**Information given**
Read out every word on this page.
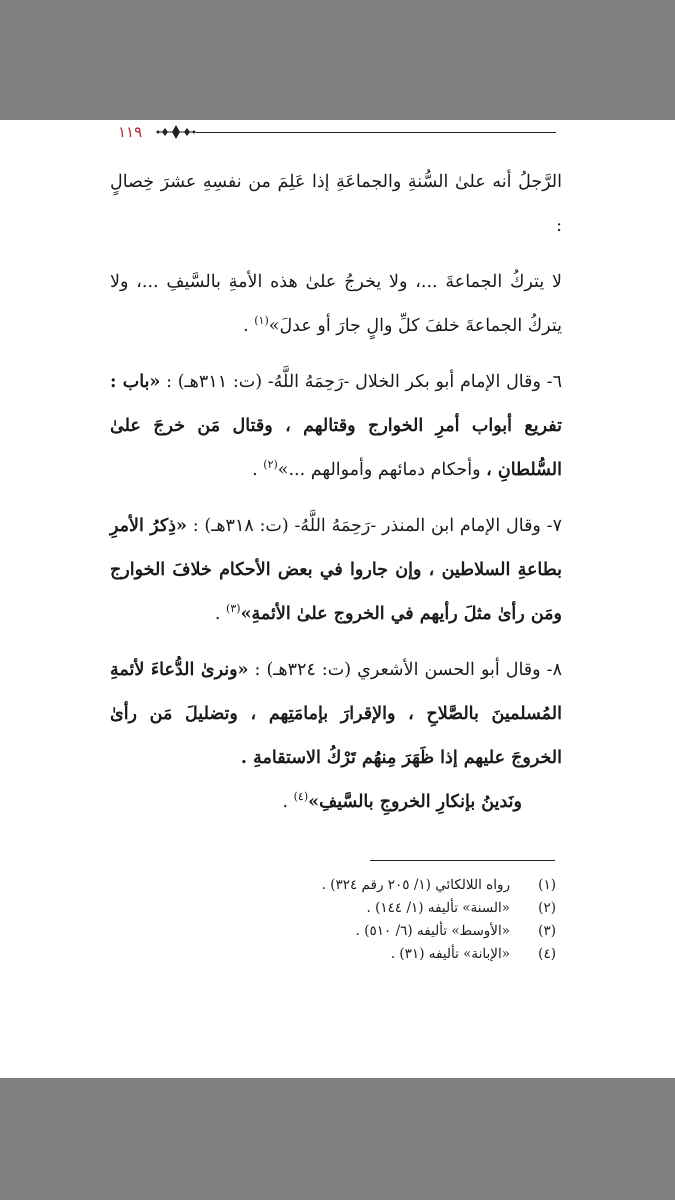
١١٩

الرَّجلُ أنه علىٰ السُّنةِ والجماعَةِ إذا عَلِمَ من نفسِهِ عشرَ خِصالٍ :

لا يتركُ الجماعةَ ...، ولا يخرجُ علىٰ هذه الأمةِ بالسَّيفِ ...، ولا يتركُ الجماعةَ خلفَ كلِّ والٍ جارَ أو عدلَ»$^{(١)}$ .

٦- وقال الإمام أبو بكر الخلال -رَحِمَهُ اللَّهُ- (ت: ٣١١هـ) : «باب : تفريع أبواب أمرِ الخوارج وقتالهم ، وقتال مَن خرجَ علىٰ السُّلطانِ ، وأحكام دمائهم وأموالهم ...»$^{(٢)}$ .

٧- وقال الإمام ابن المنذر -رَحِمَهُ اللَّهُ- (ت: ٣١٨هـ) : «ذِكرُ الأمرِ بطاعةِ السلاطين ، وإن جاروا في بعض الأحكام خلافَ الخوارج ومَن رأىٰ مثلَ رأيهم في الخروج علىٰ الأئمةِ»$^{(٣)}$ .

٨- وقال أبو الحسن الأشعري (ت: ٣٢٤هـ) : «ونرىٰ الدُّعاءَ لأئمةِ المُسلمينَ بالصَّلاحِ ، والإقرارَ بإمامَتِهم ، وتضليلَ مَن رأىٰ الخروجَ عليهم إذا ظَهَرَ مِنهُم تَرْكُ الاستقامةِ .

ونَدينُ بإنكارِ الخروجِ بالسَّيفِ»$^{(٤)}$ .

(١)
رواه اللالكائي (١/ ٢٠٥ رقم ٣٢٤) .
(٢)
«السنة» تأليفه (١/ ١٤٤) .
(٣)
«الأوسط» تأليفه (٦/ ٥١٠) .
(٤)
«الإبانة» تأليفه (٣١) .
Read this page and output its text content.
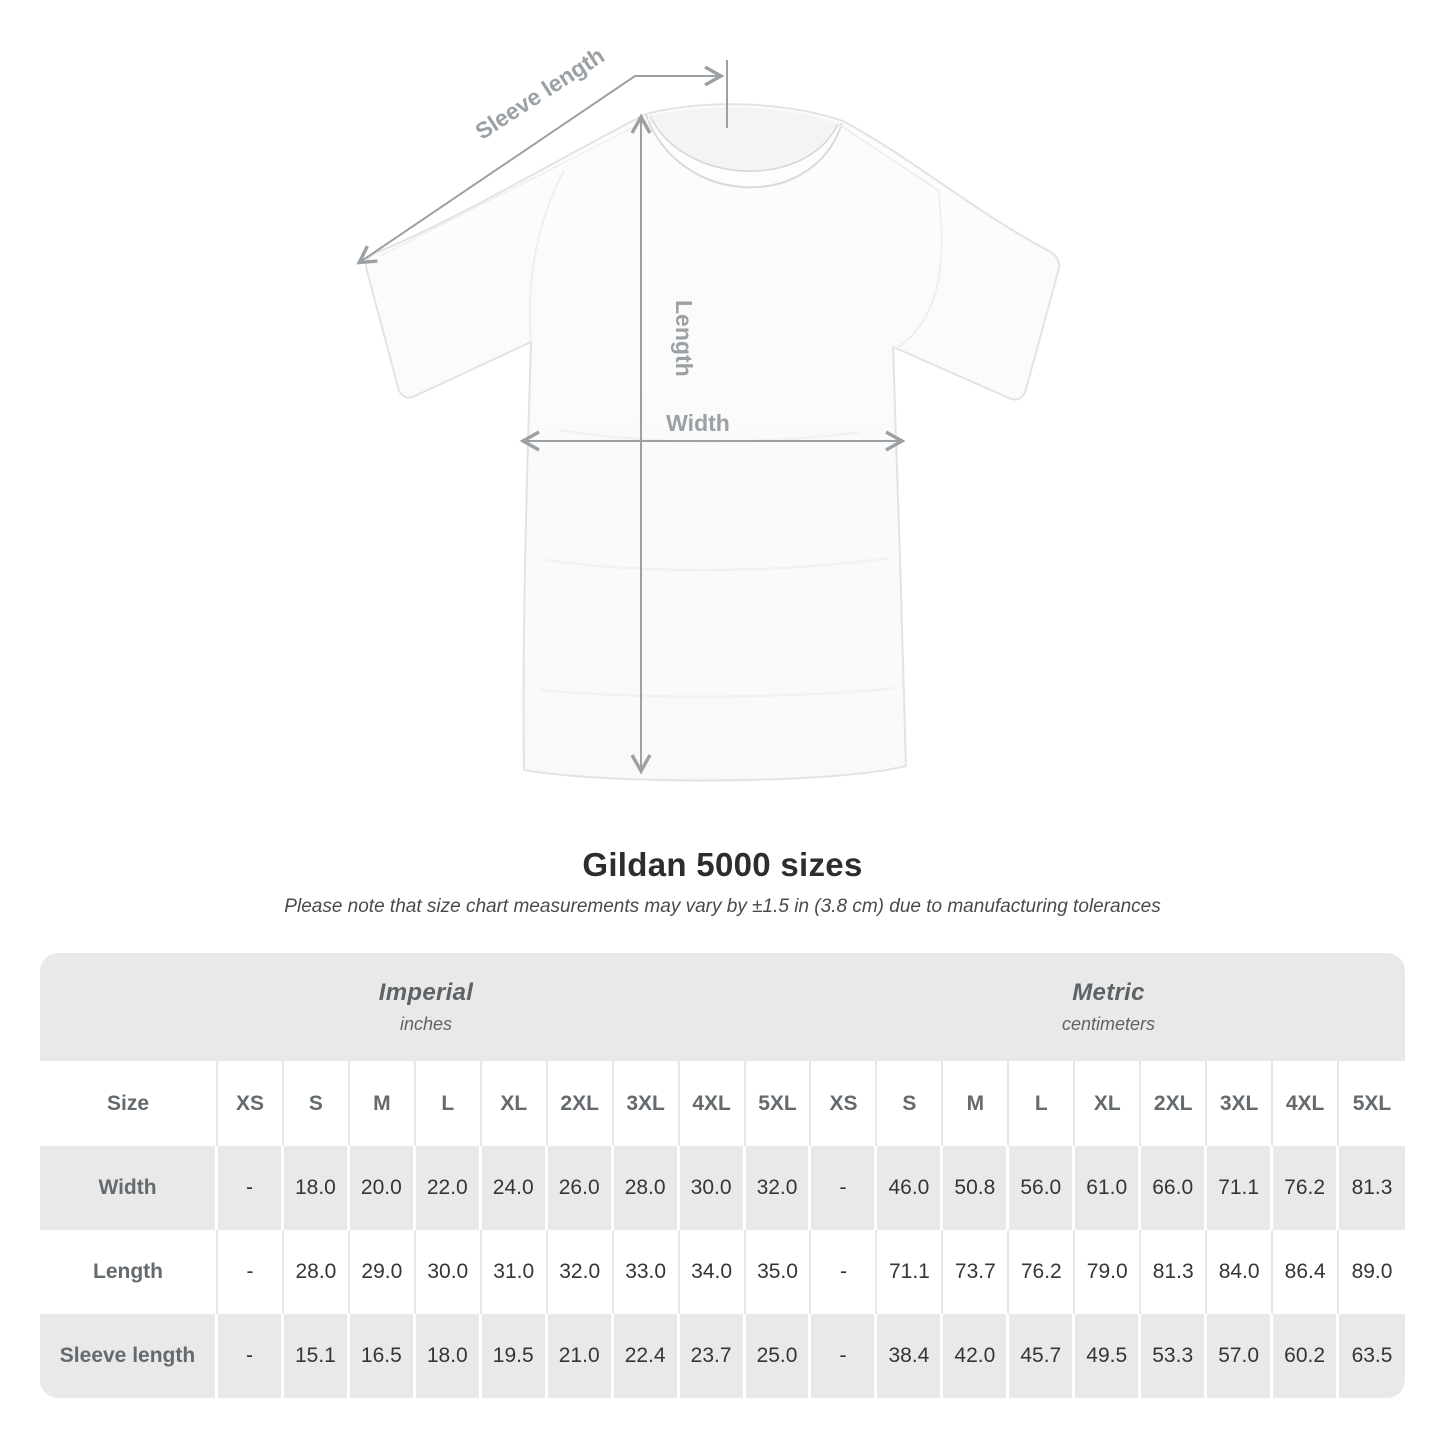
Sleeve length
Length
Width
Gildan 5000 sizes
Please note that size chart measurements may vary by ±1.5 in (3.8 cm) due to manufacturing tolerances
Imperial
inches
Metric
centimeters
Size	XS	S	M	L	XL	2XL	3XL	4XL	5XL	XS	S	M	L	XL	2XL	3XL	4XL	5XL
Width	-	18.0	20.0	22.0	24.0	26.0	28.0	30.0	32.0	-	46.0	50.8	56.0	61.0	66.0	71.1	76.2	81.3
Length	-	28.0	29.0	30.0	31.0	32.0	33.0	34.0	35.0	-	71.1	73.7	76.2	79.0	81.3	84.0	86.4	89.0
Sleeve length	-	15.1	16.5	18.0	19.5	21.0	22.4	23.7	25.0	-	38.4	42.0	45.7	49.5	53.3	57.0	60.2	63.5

**Exercise requirements**
Lines from the one that contains "Read this page and output its text content." through the last line of the data above are to be extracted exactly, with no pictures and no other lines.

**Final result**
Read this page and output its text content.
Sleeve length
Length
Width
Gildan 5000 sizes
Please note that size chart measurements may vary by ±1.5 in (3.8 cm) due to manufacturing tolerances
Imperial
inches
Metric
centimeters
Size	XS	S	M	L	XL	2XL	3XL	4XL	5XL	XS	S	M	L	XL	2XL	3XL	4XL	5XL
Width	-	18.0	20.0	22.0	24.0	26.0	28.0	30.0	32.0	-	46.0	50.8	56.0	61.0	66.0	71.1	76.2	81.3
Length	-	28.0	29.0	30.0	31.0	32.0	33.0	34.0	35.0	-	71.1	73.7	76.2	79.0	81.3	84.0	86.4	89.0
Sleeve length	-	15.1	16.5	18.0	19.5	21.0	22.4	23.7	25.0	-	38.4	42.0	45.7	49.5	53.3	57.0	60.2	63.5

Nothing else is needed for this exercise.